### Exercise brief:
Please repeat all of the listing exactly.
-------- Supplied entries
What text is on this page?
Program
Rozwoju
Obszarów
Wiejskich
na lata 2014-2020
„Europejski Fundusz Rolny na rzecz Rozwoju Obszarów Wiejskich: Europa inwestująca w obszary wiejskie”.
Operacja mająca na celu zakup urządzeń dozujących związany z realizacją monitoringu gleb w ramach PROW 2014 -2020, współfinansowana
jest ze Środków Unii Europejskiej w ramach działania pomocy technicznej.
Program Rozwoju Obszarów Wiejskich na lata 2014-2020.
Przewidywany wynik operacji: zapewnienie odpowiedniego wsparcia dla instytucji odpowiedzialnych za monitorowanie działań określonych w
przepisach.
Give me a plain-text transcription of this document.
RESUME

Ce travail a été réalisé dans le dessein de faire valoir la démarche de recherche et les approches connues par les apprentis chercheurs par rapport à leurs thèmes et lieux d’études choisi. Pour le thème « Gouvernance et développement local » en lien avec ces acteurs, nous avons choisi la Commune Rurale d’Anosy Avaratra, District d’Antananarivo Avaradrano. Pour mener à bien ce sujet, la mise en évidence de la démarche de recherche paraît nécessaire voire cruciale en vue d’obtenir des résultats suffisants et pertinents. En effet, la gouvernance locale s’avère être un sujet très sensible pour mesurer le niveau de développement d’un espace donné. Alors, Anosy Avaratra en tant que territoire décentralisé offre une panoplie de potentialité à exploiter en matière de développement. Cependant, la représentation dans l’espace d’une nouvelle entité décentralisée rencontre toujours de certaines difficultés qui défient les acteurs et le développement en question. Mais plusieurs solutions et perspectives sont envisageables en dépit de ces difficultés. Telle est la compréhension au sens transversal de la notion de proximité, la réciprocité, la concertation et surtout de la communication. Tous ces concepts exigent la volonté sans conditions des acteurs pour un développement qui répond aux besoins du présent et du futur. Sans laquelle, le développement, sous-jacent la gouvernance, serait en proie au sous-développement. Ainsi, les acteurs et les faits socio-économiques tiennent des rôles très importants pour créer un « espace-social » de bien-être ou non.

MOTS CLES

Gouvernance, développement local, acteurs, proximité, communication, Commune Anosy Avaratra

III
----------------
### Expected answer:
What text is on this page?
Program
Rozwoju
Obszarów
Wiejskich
na lata 2014-2020
„Europejski Fundusz Rolny na rzecz Rozwoju Obszarów Wiejskich: Europa inwestująca w obszary wiejskie”.
Operacja mająca na celu zakup urządzeń dozujących związany z realizacją monitoringu gleb w ramach PROW 2014 -2020, współfinansowana
jest ze Środków Unii Europejskiej w ramach działania pomocy technicznej.
Program Rozwoju Obszarów Wiejskich na lata 2014-2020.
Przewidywany wynik operacji: zapewnienie odpowiedniego wsparcia dla instytucji odpowiedzialnych za monitorowanie działań określonych w
przepisach.
Give me a plain-text transcription of this document.
RESUME

Ce travail a été réalisé dans le dessein de faire valoir la démarche de recherche et les approches connues par les apprentis chercheurs par rapport à leurs thèmes et lieux d’études choisi. Pour le thème « Gouvernance et développement local » en lien avec ces acteurs, nous avons choisi la Commune Rurale d’Anosy Avaratra, District d’Antananarivo Avaradrano. Pour mener à bien ce sujet, la mise en évidence de la démarche de recherche paraît nécessaire voire cruciale en vue d’obtenir des résultats suffisants et pertinents. En effet, la gouvernance locale s’avère être un sujet très sensible pour mesurer le niveau de développement d’un espace donné. Alors, Anosy Avaratra en tant que territoire décentralisé offre une panoplie de potentialité à exploiter en matière de développement. Cependant, la représentation dans l’espace d’une nouvelle entité décentralisée rencontre toujours de certaines difficultés qui défient les acteurs et le développement en question. Mais plusieurs solutions et perspectives sont envisageables en dépit de ces difficultés. Telle est la compréhension au sens transversal de la notion de proximité, la réciprocité, la concertation et surtout de la communication. Tous ces concepts exigent la volonté sans conditions des acteurs pour un développement qui répond aux besoins du présent et du futur. Sans laquelle, le développement, sous-jacent la gouvernance, serait en proie au sous-développement. Ainsi, les acteurs et les faits socio-économiques tiennent des rôles très importants pour créer un « espace-social » de bien-être ou non.

MOTS CLES

Gouvernance, développement local, acteurs, proximité, communication, Commune Anosy Avaratra

III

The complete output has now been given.